--- Begin ---
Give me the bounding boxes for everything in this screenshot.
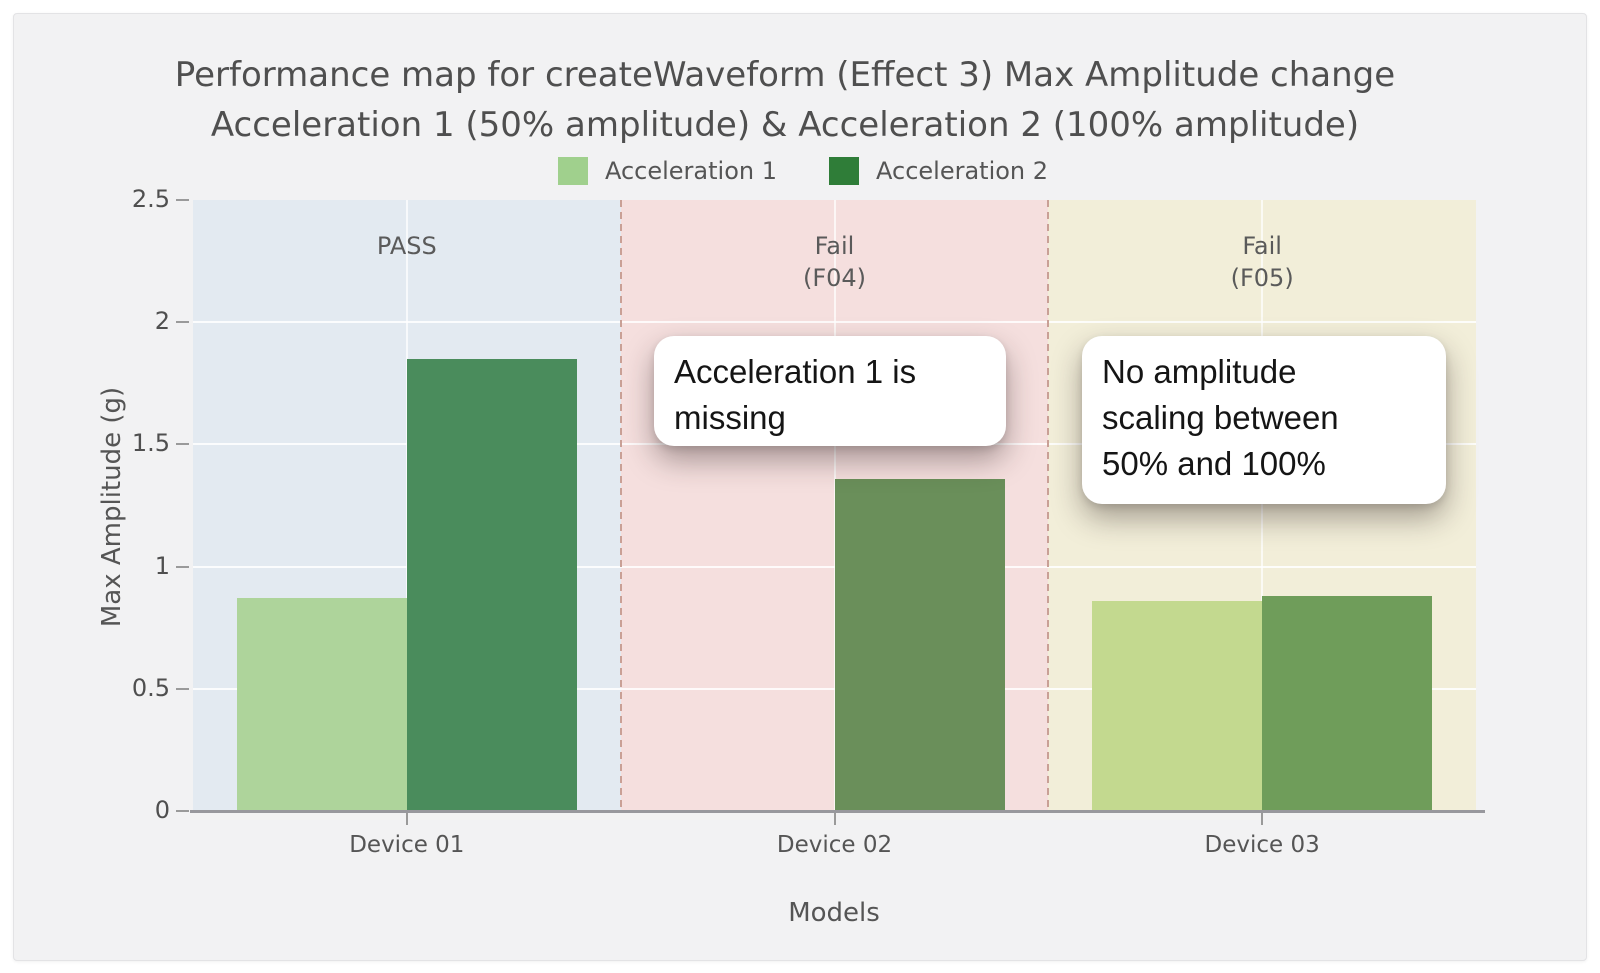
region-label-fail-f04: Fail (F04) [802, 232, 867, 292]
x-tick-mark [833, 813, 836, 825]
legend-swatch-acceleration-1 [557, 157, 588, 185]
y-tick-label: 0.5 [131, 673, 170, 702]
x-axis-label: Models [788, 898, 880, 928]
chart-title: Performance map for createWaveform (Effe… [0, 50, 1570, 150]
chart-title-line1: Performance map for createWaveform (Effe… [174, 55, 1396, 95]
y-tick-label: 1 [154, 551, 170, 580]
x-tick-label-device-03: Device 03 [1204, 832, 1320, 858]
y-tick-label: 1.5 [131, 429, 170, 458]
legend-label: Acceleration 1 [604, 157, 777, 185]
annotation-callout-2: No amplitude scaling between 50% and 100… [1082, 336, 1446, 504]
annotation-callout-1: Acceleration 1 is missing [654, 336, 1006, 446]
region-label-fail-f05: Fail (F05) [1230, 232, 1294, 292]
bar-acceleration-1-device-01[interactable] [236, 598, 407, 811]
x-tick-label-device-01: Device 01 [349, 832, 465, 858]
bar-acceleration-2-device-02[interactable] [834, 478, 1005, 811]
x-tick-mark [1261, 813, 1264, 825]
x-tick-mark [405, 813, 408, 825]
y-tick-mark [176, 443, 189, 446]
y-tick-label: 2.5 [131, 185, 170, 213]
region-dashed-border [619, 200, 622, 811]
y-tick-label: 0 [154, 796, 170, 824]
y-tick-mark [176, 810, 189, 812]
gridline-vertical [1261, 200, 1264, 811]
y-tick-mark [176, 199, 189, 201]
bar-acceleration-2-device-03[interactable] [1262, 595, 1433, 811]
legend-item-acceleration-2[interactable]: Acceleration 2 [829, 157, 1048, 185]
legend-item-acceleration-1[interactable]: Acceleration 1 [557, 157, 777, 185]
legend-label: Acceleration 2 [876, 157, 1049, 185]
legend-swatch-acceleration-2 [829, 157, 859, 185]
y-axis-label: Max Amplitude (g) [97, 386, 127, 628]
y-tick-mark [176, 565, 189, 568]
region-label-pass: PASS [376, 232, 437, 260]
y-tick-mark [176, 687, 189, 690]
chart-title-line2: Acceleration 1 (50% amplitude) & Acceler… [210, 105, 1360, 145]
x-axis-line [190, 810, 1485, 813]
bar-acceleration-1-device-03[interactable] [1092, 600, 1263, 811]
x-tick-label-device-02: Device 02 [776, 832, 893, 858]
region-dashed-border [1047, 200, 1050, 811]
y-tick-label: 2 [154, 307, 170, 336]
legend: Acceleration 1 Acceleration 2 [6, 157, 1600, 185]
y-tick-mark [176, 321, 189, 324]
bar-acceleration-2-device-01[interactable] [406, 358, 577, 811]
--- End ---
--- Begin ---
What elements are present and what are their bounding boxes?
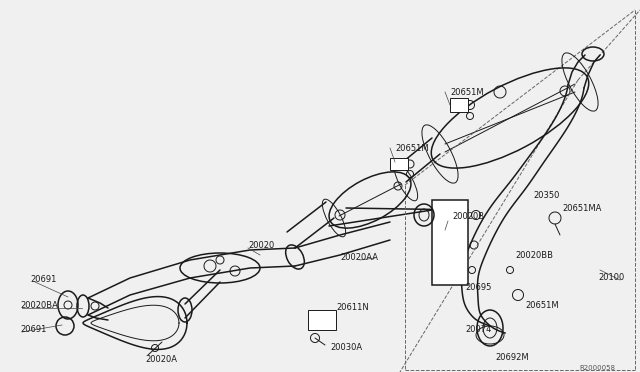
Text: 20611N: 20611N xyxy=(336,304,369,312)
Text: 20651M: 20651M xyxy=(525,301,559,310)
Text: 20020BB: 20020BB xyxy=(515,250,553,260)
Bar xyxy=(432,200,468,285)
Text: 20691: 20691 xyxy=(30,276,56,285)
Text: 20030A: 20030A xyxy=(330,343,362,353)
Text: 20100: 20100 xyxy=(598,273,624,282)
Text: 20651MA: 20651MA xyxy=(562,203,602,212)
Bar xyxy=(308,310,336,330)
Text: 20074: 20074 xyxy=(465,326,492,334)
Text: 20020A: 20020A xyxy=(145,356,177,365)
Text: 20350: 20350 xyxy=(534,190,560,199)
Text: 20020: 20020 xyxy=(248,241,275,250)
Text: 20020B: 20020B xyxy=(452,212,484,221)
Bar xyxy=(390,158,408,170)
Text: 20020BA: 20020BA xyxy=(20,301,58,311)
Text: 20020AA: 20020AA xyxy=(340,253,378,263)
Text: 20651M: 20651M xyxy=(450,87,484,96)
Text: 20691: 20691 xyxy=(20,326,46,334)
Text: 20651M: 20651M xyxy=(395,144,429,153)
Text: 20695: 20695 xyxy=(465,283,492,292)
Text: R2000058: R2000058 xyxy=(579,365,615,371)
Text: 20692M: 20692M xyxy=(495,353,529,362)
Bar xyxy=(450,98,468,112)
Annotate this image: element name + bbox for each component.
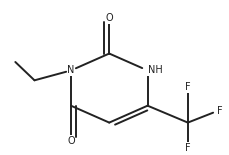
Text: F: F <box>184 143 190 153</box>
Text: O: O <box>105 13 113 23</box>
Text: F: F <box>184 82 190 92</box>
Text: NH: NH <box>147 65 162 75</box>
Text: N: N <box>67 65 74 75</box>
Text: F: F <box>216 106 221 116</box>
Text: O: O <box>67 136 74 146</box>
--- End ---
**INSTRUCTIONS TO FOLLOW**
Replace "Text" with "Label" in the data from the line with "Text: F: F <box>184 143 190 153</box>" to the line with "Text: O: O <box>67 136 74 146</box>", and give back only those lines with nothing else changed.

**TASK SOLUTION**
Label: F: F <box>184 143 190 153</box>
Label: O: O <box>105 13 113 23</box>
Label: F: F <box>184 82 190 92</box>
Label: NH: NH <box>147 65 162 75</box>
Label: N: N <box>67 65 74 75</box>
Label: F: F <box>216 106 221 116</box>
Label: O: O <box>67 136 74 146</box>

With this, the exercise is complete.